-- Required work --
Update the records in the stretch from the line containing "Decompose this screenshot" through the line containing "chart-title: rewards_train of" by replacing "episodes" with "training episodes", keeping every other line as it is. Omit the pictures from your answer.

Element box records
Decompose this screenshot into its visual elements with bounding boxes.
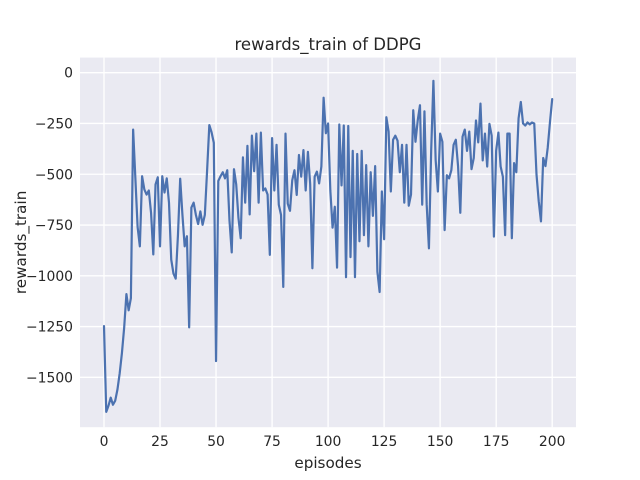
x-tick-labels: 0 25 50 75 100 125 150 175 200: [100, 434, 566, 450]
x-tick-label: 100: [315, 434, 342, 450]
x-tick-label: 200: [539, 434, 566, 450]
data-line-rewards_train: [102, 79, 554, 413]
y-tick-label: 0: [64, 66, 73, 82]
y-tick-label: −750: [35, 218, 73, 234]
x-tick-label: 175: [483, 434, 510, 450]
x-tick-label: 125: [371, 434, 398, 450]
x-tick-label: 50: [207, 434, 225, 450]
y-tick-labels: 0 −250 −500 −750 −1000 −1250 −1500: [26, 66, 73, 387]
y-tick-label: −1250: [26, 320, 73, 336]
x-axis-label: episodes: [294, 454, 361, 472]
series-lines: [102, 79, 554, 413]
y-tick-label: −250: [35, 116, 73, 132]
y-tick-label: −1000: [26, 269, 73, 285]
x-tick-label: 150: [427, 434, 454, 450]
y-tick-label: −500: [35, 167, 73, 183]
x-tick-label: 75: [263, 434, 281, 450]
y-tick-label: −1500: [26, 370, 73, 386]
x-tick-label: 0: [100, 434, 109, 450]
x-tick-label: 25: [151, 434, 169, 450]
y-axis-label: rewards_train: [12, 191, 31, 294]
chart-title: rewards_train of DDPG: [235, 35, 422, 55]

---

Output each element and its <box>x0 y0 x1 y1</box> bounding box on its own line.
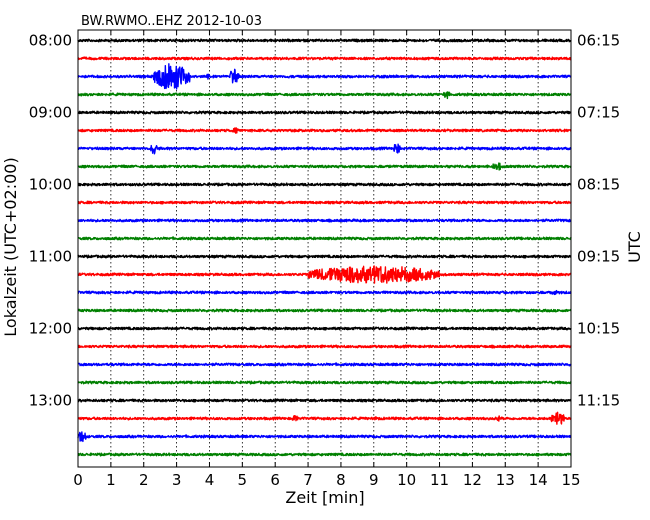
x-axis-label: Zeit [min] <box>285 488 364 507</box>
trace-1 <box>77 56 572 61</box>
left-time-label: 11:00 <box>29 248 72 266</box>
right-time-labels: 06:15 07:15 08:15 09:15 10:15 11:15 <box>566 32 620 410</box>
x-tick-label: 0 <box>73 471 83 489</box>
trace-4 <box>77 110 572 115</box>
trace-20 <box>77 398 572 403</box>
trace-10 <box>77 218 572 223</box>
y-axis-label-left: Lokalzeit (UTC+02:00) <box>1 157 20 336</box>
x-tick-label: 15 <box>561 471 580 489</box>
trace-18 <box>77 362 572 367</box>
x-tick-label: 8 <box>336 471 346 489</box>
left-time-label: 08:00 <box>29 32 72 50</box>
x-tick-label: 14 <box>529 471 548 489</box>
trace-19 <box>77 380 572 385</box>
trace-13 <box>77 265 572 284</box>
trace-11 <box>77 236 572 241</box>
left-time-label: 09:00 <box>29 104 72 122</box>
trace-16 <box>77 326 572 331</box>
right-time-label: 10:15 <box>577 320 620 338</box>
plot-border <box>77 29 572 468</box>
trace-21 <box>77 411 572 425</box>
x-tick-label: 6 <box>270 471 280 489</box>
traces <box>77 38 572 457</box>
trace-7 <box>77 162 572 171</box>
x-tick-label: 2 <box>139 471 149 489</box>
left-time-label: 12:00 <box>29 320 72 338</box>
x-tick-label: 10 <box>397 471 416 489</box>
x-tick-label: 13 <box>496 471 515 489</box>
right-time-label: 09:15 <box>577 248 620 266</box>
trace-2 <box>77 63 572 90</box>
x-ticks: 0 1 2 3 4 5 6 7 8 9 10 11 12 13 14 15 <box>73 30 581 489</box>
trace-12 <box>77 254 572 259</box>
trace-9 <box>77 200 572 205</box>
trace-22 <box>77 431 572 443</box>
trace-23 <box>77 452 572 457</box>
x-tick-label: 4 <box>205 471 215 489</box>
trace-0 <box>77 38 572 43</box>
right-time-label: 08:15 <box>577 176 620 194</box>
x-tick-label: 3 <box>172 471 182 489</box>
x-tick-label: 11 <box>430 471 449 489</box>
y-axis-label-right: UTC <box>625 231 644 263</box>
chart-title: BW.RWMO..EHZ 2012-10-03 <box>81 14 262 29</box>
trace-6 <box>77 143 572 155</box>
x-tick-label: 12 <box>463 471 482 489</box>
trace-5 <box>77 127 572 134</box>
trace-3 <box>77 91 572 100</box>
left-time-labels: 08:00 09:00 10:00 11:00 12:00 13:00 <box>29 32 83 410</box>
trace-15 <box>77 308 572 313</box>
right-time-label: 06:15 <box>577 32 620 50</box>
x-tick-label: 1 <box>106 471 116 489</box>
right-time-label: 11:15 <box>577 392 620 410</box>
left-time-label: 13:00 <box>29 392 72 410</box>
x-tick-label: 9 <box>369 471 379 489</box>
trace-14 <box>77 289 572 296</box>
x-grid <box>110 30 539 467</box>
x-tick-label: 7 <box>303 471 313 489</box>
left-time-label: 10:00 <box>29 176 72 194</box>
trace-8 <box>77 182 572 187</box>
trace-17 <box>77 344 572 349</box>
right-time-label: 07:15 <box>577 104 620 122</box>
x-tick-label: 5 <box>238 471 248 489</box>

-- Correct answer --
Decompose this screenshot into its visual elements with bounding boxes.
x-tick-labels: 0 25 50 75 100 125 150 175 200: [100, 434, 566, 450]
x-tick-label: 100: [315, 434, 342, 450]
x-tick-label: 200: [539, 434, 566, 450]
data-line-rewards_train: [102, 79, 554, 413]
y-tick-label: 0: [64, 66, 73, 82]
y-tick-label: −750: [35, 218, 73, 234]
x-tick-label: 175: [483, 434, 510, 450]
x-tick-label: 125: [371, 434, 398, 450]
x-tick-label: 50: [207, 434, 225, 450]
y-tick-labels: 0 −250 −500 −750 −1000 −1250 −1500: [26, 66, 73, 387]
y-tick-label: −1250: [26, 320, 73, 336]
x-axis-label: training episodes: [294, 454, 361, 472]
series-lines: [102, 79, 554, 413]
y-tick-label: −250: [35, 116, 73, 132]
y-tick-label: −1000: [26, 269, 73, 285]
x-tick-label: 150: [427, 434, 454, 450]
y-tick-label: −500: [35, 167, 73, 183]
x-tick-label: 75: [263, 434, 281, 450]
y-tick-label: −1500: [26, 370, 73, 386]
x-tick-label: 0: [100, 434, 109, 450]
x-tick-label: 25: [151, 434, 169, 450]
y-axis-label: rewards_train: [12, 191, 31, 294]
chart-title: rewards_train of DDPG: [235, 35, 422, 55]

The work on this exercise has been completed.